Work required
Without the pictures, output the records below word for word.

--- --- ---

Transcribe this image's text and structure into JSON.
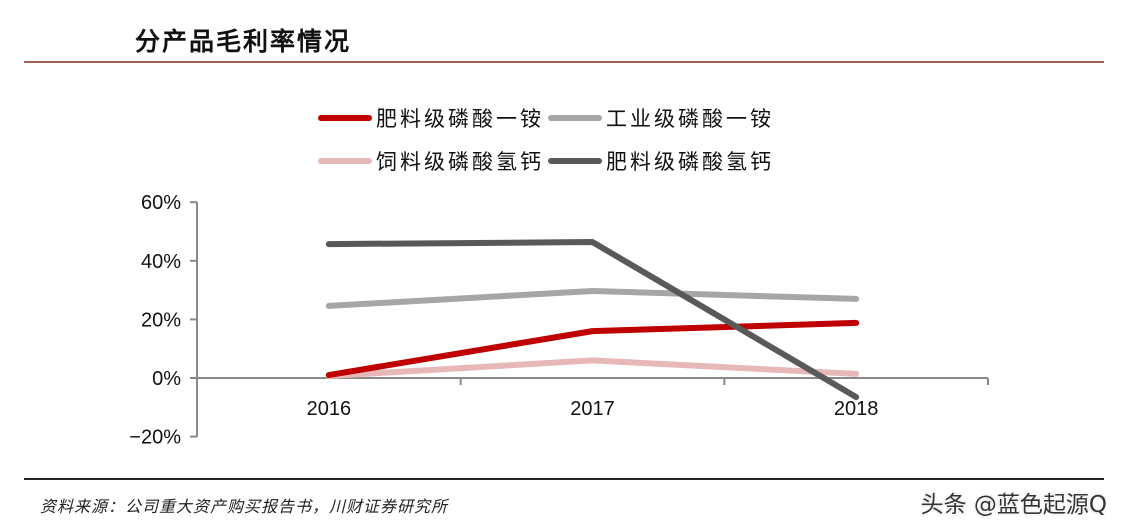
{
  "header": {
    "title": "分产品毛利率情况"
  },
  "legend": [
    {
      "label": "肥料级磷酸一铵",
      "color": "#c00000"
    },
    {
      "label": "工业级磷酸一铵",
      "color": "#a6a6a6"
    },
    {
      "label": "饲料级磷酸氢钙",
      "color": "#e6b9b8"
    },
    {
      "label": "肥料级磷酸氢钙",
      "color": "#595959"
    }
  ],
  "footer": {
    "source": "资料来源：公司重大资产购买报告书，川财证券研究所",
    "watermark": "头条 @蓝色起源Q"
  },
  "chart_data": {
    "type": "line",
    "title": "分产品毛利率情况",
    "xlabel": "",
    "ylabel": "",
    "categories": [
      "2016",
      "2017",
      "2018"
    ],
    "y_ticks": [
      "60%",
      "40%",
      "20%",
      "0%",
      "−20%"
    ],
    "ylim": [
      -20,
      60
    ],
    "grid": false,
    "legend_position": "top",
    "series": [
      {
        "name": "肥料级磷酸一铵",
        "color": "#c00000",
        "values": [
          1.0,
          16.0,
          18.8
        ]
      },
      {
        "name": "工业级磷酸一铵",
        "color": "#a6a6a6",
        "values": [
          24.6,
          29.7,
          27.0
        ]
      },
      {
        "name": "饲料级磷酸氢钙",
        "color": "#e6b9b8",
        "values": [
          0.7,
          6.0,
          1.4
        ]
      },
      {
        "name": "肥料级磷酸氢钙",
        "color": "#595959",
        "values": [
          45.7,
          46.4,
          -6.5
        ]
      }
    ]
  }
}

--- --- ---

Solution
Transcribe this image's text and structure into JSON.
{
  "header": {
    "title": "分产品毛利率情况"
  },
  "legend": [
    {
      "label": "肥料级磷酸一铵",
      "color": "#c00000"
    },
    {
      "label": "工业级磷酸一铵",
      "color": "#a6a6a6"
    },
    {
      "label": "饲料级磷酸氢钙",
      "color": "#e6b9b8"
    },
    {
      "label": "肥料级磷酸氢钙",
      "color": "#595959"
    }
  ],
  "footer": {
    "source": "资料来源：公司重大资产购买报告书，川财证券研究所",
    "watermark": "头条 @蓝色起源Q"
  },
  "chart_data": {
    "type": "line",
    "title": "分产品毛利率情况",
    "xlabel": "",
    "ylabel": "",
    "categories": [
      "2016",
      "2017",
      "2018"
    ],
    "y_ticks": [
      "60%",
      "40%",
      "20%",
      "0%",
      "−20%"
    ],
    "ylim": [
      -20,
      60
    ],
    "grid": false,
    "legend_position": "top",
    "series": [
      {
        "name": "肥料级磷酸一铵",
        "color": "#c00000",
        "values": [
          1.0,
          16.0,
          18.8
        ]
      },
      {
        "name": "工业级磷酸一铵",
        "color": "#a6a6a6",
        "values": [
          24.6,
          29.7,
          27.0
        ]
      },
      {
        "name": "饲料级磷酸氢钙",
        "color": "#e6b9b8",
        "values": [
          0.7,
          6.0,
          1.4
        ]
      },
      {
        "name": "肥料级磷酸氢钙",
        "color": "#595959",
        "values": [
          45.7,
          46.4,
          -6.5
        ]
      }
    ]
  }
}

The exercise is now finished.